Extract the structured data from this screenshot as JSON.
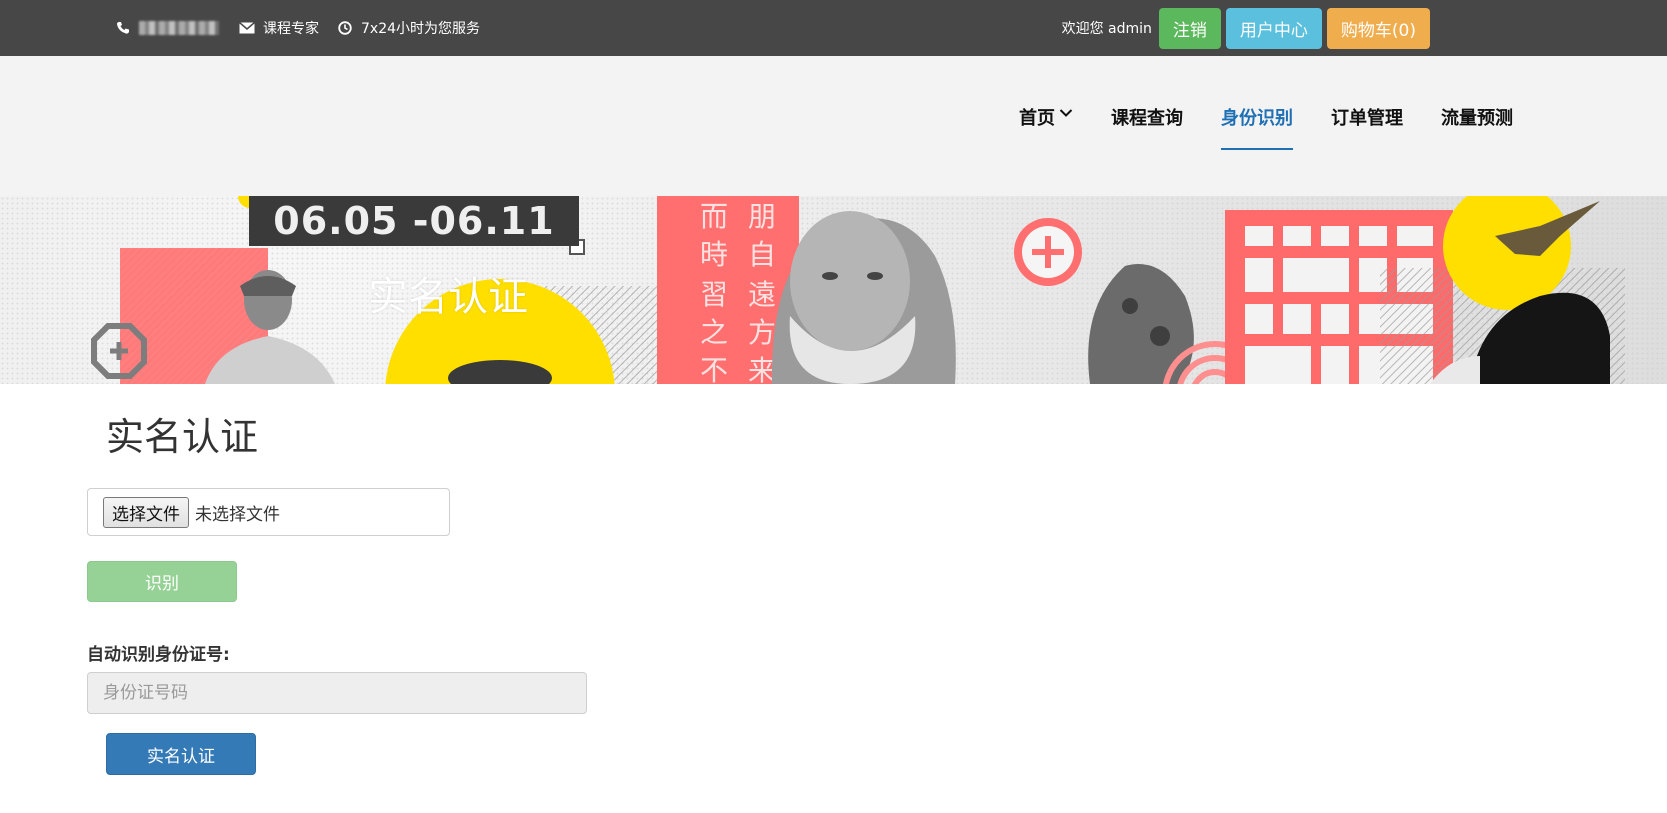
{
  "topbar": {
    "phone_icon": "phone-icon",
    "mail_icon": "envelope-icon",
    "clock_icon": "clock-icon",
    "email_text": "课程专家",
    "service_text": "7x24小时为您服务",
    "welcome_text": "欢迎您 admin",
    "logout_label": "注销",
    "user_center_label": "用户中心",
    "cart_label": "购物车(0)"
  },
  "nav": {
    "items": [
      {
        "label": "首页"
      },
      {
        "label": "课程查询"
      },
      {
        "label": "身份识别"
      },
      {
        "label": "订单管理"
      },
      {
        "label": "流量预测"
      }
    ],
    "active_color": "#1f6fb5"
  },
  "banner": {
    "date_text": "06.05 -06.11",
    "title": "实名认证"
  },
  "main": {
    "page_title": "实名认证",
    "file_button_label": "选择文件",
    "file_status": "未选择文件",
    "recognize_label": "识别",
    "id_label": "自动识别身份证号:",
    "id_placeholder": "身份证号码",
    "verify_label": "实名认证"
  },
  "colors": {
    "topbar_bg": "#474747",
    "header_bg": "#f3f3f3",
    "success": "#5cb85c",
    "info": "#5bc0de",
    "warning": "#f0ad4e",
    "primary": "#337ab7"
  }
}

------------

# TASK
Omit pictures; set down the rest of the material word for word.

# SOLUTION TO THIS PROBLEM
Extract the structured data from this screenshot as JSON.
{
  "topbar": {
    "phone_icon": "phone-icon",
    "mail_icon": "envelope-icon",
    "clock_icon": "clock-icon",
    "email_text": "课程专家",
    "service_text": "7x24小时为您服务",
    "welcome_text": "欢迎您 admin",
    "logout_label": "注销",
    "user_center_label": "用户中心",
    "cart_label": "购物车(0)"
  },
  "nav": {
    "items": [
      {
        "label": "首页"
      },
      {
        "label": "课程查询"
      },
      {
        "label": "身份识别"
      },
      {
        "label": "订单管理"
      },
      {
        "label": "流量预测"
      }
    ],
    "active_color": "#1f6fb5"
  },
  "banner": {
    "date_text": "06.05 -06.11",
    "title": "实名认证"
  },
  "main": {
    "page_title": "实名认证",
    "file_button_label": "选择文件",
    "file_status": "未选择文件",
    "recognize_label": "识别",
    "id_label": "自动识别身份证号:",
    "id_placeholder": "身份证号码",
    "verify_label": "实名认证"
  },
  "colors": {
    "topbar_bg": "#474747",
    "header_bg": "#f3f3f3",
    "success": "#5cb85c",
    "info": "#5bc0de",
    "warning": "#f0ad4e",
    "primary": "#337ab7"
  }
}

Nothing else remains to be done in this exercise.